# Exercise prompt
Copy out each line that mentions the word "shortcut".

# Extracted material

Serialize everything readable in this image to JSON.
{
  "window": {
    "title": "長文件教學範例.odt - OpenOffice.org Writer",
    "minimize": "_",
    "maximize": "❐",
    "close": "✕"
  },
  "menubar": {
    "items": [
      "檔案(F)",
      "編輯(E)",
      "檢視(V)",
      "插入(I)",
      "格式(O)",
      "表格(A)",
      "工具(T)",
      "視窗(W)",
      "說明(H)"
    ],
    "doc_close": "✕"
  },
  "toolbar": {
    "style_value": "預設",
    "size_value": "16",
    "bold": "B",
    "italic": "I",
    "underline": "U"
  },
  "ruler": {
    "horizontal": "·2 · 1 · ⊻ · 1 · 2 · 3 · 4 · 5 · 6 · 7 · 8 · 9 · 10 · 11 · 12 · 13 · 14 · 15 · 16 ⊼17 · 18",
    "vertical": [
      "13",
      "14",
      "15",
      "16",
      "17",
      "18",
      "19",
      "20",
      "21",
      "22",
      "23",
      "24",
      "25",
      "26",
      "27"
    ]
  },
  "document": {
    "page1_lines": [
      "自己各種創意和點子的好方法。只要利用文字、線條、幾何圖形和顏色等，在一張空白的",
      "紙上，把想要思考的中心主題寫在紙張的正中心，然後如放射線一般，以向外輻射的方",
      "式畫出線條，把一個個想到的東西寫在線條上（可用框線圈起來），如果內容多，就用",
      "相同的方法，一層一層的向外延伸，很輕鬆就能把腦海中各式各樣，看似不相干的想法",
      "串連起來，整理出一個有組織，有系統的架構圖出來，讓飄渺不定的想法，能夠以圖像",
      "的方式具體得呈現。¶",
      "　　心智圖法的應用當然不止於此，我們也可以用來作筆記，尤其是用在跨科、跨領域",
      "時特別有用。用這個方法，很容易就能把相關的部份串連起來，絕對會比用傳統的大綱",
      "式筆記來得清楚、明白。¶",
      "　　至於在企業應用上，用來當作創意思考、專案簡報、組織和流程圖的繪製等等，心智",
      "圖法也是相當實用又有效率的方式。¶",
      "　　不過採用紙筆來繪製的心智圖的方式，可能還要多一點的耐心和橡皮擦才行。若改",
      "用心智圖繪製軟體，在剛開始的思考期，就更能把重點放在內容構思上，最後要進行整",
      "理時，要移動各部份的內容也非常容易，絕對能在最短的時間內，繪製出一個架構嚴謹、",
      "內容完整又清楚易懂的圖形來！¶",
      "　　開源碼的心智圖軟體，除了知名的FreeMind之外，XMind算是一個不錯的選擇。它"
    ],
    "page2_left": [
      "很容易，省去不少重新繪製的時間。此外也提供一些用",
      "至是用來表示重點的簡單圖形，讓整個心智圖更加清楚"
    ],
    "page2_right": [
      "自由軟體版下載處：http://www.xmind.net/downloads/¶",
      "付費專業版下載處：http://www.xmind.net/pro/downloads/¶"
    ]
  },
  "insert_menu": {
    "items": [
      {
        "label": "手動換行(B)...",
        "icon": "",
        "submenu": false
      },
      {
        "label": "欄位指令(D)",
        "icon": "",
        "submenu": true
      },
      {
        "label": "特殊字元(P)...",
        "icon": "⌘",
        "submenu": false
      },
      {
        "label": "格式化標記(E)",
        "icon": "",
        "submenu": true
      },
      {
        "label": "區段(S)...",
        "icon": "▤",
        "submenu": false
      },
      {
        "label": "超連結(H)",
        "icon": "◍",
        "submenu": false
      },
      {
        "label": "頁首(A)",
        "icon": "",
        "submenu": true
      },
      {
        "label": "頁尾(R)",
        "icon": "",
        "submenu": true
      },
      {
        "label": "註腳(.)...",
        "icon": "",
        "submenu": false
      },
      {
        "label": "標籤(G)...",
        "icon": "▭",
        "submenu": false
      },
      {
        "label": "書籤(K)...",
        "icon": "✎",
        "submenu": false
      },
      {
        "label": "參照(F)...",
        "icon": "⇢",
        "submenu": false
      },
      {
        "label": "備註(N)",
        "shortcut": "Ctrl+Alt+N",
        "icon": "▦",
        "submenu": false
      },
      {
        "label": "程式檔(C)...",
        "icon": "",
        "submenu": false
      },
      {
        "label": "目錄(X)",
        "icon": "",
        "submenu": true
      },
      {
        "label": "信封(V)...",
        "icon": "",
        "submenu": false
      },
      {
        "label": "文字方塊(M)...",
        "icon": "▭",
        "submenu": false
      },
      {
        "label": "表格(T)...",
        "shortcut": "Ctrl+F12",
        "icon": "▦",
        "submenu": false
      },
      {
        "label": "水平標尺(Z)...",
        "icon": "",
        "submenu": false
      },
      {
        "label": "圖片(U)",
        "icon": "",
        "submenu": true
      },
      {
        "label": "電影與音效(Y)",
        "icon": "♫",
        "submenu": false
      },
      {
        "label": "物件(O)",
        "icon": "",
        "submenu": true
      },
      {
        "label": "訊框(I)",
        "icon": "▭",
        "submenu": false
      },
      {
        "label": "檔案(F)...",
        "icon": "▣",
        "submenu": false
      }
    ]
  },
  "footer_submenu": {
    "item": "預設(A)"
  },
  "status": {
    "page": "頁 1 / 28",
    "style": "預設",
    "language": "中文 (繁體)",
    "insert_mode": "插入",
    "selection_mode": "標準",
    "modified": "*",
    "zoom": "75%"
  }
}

# Complete response
        "shortcut": "Ctrl+Alt+N",
        "shortcut": "Ctrl+F12",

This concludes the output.